(Element boundary records)

▶

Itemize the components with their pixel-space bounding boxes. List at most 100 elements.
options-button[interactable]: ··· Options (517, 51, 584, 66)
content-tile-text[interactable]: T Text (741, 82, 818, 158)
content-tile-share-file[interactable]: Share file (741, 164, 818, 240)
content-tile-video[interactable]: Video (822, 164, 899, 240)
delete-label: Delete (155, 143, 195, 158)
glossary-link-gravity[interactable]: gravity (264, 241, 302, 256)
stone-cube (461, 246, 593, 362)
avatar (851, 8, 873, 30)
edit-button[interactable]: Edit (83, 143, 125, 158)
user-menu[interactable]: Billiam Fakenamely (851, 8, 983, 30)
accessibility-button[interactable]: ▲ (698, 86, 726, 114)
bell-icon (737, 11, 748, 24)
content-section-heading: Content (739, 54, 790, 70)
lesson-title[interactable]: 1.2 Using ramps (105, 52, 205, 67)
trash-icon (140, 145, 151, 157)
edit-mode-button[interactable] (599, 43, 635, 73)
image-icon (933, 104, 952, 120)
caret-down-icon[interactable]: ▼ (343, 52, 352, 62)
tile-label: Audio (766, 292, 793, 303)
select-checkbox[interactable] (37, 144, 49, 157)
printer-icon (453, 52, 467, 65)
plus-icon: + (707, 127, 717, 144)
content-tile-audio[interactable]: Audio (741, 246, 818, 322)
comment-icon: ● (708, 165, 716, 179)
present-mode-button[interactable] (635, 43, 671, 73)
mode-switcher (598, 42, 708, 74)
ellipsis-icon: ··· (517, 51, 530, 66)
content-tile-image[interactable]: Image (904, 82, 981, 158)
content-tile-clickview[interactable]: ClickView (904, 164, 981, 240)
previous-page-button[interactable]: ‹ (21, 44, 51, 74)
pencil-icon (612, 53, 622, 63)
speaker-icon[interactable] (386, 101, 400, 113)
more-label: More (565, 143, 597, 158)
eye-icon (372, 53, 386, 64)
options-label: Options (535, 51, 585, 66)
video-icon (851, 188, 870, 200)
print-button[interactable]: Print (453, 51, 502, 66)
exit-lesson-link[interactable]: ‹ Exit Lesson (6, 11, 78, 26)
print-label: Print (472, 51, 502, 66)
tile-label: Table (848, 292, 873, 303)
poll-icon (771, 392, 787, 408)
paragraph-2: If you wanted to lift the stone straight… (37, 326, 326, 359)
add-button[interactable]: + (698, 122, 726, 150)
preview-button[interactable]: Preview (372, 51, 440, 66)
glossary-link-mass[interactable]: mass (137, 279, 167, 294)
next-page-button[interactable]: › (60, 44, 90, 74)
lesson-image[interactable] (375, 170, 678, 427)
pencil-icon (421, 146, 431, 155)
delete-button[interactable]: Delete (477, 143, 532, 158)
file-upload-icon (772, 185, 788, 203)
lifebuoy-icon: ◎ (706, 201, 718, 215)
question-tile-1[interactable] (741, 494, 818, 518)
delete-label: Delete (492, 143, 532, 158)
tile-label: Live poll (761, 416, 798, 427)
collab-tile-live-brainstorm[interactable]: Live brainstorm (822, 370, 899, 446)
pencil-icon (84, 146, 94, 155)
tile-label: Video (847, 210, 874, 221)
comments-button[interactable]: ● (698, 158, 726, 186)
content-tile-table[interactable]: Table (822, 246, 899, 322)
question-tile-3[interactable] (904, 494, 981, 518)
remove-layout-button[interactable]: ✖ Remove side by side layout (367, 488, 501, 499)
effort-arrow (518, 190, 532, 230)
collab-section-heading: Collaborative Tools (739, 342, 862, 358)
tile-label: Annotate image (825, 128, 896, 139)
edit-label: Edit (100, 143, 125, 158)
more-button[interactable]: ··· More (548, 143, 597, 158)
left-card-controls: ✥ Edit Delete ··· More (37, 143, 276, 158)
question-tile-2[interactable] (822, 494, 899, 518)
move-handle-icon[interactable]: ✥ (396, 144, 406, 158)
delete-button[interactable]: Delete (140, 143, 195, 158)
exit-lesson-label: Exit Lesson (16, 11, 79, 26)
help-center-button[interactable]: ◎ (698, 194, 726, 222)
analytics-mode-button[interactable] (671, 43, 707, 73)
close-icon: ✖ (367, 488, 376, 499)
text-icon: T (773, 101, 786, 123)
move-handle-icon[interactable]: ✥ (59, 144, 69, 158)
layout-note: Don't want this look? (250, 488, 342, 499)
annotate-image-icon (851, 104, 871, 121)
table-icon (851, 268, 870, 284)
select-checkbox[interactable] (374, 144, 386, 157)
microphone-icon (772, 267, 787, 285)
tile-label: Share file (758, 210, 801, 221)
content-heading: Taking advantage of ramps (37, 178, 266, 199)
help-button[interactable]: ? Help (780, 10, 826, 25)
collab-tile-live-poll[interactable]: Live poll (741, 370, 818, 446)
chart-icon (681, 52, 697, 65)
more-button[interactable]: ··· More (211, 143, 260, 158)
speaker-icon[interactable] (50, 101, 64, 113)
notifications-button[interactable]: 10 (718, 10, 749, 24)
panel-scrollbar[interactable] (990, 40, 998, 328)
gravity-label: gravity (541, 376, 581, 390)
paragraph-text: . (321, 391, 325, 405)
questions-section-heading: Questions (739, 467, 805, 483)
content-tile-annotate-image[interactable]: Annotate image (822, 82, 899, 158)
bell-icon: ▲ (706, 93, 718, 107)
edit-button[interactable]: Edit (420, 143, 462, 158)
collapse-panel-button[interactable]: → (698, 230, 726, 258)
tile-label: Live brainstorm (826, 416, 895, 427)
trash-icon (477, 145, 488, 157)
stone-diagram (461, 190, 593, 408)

◀
▶

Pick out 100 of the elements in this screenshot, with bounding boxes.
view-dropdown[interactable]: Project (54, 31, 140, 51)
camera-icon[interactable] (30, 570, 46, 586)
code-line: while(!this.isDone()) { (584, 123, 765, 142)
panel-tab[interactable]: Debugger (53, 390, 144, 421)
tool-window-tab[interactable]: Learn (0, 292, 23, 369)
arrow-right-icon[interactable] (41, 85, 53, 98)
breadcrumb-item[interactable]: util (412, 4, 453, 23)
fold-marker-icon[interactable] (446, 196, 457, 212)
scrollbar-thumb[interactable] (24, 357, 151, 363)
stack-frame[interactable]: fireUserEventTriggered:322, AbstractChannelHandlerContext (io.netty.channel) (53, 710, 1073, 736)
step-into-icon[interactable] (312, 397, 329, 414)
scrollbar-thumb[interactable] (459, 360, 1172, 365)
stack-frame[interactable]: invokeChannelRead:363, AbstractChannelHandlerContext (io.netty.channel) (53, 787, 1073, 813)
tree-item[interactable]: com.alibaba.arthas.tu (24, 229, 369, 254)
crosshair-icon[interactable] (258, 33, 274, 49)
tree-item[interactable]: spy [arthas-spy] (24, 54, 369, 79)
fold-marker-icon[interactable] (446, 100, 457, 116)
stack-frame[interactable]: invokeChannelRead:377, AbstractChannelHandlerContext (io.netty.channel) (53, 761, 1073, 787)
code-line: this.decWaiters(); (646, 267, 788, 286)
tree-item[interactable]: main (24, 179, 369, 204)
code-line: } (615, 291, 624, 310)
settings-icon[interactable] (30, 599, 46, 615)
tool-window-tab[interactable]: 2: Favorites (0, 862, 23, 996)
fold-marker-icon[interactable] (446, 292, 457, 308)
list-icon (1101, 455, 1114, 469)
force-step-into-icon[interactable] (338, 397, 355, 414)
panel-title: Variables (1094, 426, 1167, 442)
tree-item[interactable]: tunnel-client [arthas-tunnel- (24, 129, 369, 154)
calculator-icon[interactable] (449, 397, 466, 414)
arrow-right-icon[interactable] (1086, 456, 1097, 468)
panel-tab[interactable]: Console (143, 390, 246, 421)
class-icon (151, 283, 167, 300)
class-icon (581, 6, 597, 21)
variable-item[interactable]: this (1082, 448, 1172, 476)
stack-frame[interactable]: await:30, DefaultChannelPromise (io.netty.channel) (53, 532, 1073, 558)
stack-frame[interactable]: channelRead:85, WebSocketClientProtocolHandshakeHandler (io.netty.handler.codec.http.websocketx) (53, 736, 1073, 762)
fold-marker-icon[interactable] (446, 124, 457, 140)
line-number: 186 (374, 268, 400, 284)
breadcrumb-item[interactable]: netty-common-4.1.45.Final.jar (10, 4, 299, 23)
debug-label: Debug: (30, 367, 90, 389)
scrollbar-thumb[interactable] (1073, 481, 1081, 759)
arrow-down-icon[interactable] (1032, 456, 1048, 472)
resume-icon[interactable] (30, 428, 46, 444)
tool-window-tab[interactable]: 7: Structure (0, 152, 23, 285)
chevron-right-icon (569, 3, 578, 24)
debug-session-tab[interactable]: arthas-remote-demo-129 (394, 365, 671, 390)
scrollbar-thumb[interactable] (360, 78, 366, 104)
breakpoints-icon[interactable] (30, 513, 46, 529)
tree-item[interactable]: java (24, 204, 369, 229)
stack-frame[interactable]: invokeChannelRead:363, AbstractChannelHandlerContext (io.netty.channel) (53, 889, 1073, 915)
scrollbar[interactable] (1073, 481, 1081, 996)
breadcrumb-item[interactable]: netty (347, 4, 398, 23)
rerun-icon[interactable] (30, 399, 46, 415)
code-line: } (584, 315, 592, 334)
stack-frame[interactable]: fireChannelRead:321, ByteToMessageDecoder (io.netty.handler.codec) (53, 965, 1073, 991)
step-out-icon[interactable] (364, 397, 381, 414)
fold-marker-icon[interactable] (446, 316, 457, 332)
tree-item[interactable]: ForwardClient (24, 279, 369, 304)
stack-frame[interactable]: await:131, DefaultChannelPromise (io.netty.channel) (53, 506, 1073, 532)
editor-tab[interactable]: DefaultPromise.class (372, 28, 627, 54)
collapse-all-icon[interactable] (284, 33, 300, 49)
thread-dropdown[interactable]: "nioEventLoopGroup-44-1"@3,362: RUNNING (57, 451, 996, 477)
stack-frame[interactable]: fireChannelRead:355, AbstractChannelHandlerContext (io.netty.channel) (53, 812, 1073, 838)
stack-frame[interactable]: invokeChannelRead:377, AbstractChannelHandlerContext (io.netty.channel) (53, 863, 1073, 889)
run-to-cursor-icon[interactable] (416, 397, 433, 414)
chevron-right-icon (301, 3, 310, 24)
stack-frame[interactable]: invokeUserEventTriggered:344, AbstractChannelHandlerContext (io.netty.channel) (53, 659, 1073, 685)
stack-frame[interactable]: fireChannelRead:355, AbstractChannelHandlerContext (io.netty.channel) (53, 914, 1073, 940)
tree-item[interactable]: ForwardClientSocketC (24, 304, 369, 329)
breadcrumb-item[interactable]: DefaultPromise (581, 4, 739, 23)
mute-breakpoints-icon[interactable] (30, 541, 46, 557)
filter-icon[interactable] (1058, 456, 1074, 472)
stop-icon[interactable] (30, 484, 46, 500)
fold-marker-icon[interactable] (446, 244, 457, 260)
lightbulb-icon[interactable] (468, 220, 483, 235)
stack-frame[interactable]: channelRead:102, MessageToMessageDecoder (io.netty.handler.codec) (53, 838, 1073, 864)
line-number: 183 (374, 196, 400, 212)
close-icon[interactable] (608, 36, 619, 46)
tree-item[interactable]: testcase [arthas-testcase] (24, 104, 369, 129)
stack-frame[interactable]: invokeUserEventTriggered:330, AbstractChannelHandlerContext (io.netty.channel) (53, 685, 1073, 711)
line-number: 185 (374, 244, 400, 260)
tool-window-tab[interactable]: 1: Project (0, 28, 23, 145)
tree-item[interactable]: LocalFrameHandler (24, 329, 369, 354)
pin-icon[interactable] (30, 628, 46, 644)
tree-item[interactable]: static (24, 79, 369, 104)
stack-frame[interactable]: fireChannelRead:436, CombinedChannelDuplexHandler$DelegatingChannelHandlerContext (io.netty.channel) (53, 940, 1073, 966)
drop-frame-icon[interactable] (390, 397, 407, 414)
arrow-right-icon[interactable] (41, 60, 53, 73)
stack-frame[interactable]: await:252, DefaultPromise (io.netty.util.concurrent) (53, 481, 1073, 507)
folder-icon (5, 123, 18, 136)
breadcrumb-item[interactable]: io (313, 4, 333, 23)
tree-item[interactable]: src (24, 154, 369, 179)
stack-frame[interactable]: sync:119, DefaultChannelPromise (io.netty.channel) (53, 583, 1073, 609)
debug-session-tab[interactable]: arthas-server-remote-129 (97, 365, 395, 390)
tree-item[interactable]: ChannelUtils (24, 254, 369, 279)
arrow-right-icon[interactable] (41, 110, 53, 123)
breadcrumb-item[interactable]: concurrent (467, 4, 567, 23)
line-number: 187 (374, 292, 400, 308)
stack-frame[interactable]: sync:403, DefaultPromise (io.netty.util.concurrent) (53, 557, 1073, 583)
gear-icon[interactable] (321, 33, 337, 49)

◀
▶

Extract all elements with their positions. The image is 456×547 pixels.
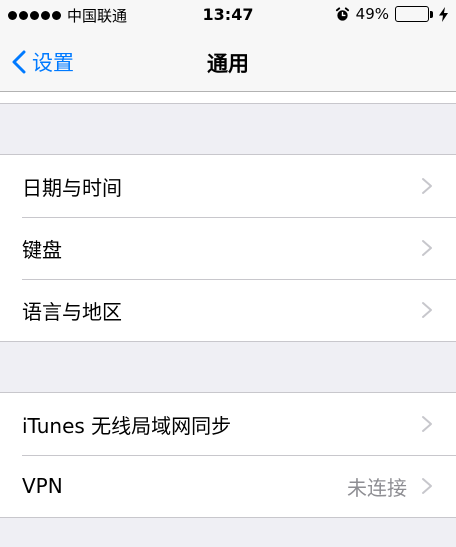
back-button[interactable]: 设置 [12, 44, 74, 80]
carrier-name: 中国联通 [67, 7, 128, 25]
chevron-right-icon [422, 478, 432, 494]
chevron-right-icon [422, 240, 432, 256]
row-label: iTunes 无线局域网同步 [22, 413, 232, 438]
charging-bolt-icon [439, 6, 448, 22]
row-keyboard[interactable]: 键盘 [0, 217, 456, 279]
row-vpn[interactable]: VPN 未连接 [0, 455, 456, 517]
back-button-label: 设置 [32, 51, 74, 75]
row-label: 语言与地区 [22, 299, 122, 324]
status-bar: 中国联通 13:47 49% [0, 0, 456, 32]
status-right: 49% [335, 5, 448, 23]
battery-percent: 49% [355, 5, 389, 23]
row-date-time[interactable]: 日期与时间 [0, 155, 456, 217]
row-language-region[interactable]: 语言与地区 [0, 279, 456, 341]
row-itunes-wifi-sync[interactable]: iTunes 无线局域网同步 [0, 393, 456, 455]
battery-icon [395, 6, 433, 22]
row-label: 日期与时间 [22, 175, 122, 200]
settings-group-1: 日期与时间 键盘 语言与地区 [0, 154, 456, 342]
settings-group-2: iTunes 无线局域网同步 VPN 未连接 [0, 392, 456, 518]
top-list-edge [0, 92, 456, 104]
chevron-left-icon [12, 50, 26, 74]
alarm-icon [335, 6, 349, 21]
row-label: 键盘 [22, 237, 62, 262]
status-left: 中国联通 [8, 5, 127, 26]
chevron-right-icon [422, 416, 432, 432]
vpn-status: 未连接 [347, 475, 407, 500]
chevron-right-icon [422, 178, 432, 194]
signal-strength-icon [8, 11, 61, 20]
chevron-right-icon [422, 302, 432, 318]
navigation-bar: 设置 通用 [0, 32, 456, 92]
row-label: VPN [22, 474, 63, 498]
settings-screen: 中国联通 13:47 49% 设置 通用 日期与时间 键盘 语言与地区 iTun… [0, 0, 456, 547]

◀

- Set problem: Copy the rows verbatim, beginning at the line that contains "Itemize the components" and stopping after the line that contains "content-tile-video[interactable]: Video (822, 164, 899, 240)".

- Completed task:
Itemize the components with their pixel-space bounding boxes. List at most 100 elements.
options-button[interactable]: ··· Options (517, 51, 584, 66)
content-tile-text[interactable]: T Text (741, 82, 818, 158)
content-tile-share-file[interactable]: Share file (741, 164, 818, 240)
content-tile-video[interactable]: Video (822, 164, 899, 240)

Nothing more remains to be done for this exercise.